+++ SOURCE EXTRACT +++

# College Football Bowl Mania (Predictions)



## Evan Liu (Dec 7, 2009)

Make your predictions for the college football bowl season right here! Picks can be made up to Dec. 19, which is when the first bowl game takes place. There are 34 bowls in total (5 BCS), with the person(s) who picked the most correctly as the winner. There are no prizes except acknowledgment by the forum, and self-satisfaction.

Here is the bowl schedule:



Spoiler



Dec. 19 - New Mexico Bowl - Fresno State vs. Wyoming
Dec. 19 - St. Petersburg Bowl - UCF vs. Rutgers
Dec. 20 - R+L Carriers New Orleans Bowl - Southern Miss vs. Middle Tennessee
Dec. 22 - MAACO Las Vegas Bowl - Oregon State vs. BYU
Dec. 23 - San Diego County Credit Union Poinsettia Bowl - Utah vs. California
Dec. 24 - Sheraton Hawaii Bowl - Nevada vs. SMU
Dec. 26 - Little Caesars Bowl - Marshall vs. Ohio
Dec. 26 - Meineke Car Care Bowl - Pitt vs. North Carolina
Dec. 26 - Emerald Bowl - Boston College vs. USC
Dec. 27 - Gaylord Hotels Music City Bowl - Kentucky vs. Clemson
Dec. 28 - AdvoCare V100 Independence Bowl - Texas A&M vs. Georgia
Dec. 29 - EagleBank Bowl - UCLA vs. Temple
Dec. 29 - Champs Sports Bowl - Miami vs. Wisconsin
Dec. 30 - Roady's Humanitarian Bowl - Bowling Green vs. Idaho
Dec. 30 - Pacific Life Holiday Bowl - Arizona vs. Nebraska
Dec. 31 - Bell Helicopter Armed Forces Bowl - Houston vs. Air Force
Dec. 31 - Brut Sun Bowl - Oklahoma vs. Stanford
Dec. 31 - Texas Bowl - Navy vs. Missouri
Dec. 31 - Insight Bowl - Minnesota vs. Iowa State
Dec. 31 - Chick-fil-A Bowl - Virginia Tech vs. Tennessee
Jan. 1 - Outback Bowl - Northwestern vs. Auburn
Jan. 1 - Capital One Bowl - Penn State vs. LSU
Jan. 1 - Konica Minolta Gator Bowl - West Virginia vs. Florida State
Jan. 2 - International Bowl - South Florida vs. Northern Illinois
Jan. 2 - Papajohns.com Bowl - South Carolina vs. UConn
Jan. 2 - AT&T Cotton Bowl - Oklahoma State vs. Ole Miss
Jan. 2 - AutoZone Liberty Bowl - Arkansas vs. East Carolina
Jan. 2 - Valero Alamo Bowl - Michigan State vs. Texas Tech
Jan. 6 - GMAC Bowl - Central Michigan vs. Troy

*BCS (Bowl Championship Series)*
Jan. 1 - Rose Bowl Game presented by Citi - Ohio State vs. Oregon
Jan. 1 - Allstate Sugar Bowl - Florida vs. Cincinnati
Jan. 4 - Tostitos Fiesta Bowl - Boise State vs. TCU
Jan. 5 - FedEx Orange Bowl - Iowa vs. Georgia Tech
Jan. 7 - Citi BCS National Championship Game - Texas vs. Alabama



Try to save space by using spoilers.

+++

Using the bowl predictions post, explain why picks must be made by Dec. 19.

+++ INFORMATION SUPPLIED +++

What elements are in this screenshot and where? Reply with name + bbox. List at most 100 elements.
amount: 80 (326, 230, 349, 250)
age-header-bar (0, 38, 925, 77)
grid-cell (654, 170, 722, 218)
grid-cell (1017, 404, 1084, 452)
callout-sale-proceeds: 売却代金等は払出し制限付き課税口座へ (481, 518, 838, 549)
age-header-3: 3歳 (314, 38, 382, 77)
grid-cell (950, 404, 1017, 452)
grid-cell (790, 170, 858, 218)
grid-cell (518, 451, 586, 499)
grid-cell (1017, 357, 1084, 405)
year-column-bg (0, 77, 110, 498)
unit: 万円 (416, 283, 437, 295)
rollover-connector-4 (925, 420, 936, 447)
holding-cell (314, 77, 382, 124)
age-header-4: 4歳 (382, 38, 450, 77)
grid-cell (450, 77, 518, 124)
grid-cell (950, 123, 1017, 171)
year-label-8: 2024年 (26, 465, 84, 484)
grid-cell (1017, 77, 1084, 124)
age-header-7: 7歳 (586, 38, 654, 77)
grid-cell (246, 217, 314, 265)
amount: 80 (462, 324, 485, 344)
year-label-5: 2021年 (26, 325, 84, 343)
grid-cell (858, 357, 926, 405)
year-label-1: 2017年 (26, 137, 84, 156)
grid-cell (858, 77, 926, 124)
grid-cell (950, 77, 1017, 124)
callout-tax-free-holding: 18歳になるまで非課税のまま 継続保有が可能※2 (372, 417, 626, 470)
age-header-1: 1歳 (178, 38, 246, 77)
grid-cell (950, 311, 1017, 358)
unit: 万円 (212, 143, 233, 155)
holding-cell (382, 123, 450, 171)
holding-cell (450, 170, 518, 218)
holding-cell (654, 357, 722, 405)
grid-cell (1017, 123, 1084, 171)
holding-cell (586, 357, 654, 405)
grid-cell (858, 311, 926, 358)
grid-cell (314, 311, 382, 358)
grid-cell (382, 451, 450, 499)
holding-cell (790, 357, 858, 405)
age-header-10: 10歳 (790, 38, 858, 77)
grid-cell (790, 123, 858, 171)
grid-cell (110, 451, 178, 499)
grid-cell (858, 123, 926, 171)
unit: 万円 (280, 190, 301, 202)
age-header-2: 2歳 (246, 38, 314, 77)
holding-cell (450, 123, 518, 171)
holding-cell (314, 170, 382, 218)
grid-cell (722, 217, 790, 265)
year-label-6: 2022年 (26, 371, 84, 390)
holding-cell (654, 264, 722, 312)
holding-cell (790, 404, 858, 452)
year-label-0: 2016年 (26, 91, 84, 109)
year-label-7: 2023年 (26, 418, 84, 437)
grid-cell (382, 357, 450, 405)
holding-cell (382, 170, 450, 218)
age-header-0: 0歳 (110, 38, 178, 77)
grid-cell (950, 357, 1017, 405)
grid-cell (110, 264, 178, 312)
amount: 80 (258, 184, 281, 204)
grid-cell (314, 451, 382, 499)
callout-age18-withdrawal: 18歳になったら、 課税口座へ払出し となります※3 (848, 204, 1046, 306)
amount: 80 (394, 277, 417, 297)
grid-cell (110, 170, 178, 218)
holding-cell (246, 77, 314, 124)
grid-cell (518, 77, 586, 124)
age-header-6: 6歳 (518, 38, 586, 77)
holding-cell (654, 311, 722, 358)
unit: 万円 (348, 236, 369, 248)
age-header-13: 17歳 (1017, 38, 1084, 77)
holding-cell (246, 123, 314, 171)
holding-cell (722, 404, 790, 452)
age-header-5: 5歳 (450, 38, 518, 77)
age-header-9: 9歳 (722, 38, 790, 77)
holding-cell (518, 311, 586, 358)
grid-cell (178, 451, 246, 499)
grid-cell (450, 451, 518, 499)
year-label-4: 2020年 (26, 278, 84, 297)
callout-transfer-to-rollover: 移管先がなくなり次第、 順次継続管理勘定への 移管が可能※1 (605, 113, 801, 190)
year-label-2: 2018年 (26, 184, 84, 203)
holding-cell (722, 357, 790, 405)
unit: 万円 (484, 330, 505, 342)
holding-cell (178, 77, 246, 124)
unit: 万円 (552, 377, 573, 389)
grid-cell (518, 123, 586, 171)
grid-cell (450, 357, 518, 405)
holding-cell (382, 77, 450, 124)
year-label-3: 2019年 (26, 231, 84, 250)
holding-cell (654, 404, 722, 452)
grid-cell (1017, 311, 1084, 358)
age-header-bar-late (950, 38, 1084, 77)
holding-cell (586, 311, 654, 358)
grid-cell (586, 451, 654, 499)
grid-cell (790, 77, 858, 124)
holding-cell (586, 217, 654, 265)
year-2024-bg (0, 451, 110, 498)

+++

TASK ANSWER: Picks close on Dec. 19 because that is when the first bowl game takes place. The schedule lists two games that day: the New Mexico Bowl (Fresno State vs. Wyoming) and the St. Petersburg Bowl (UCF vs. Rutgers).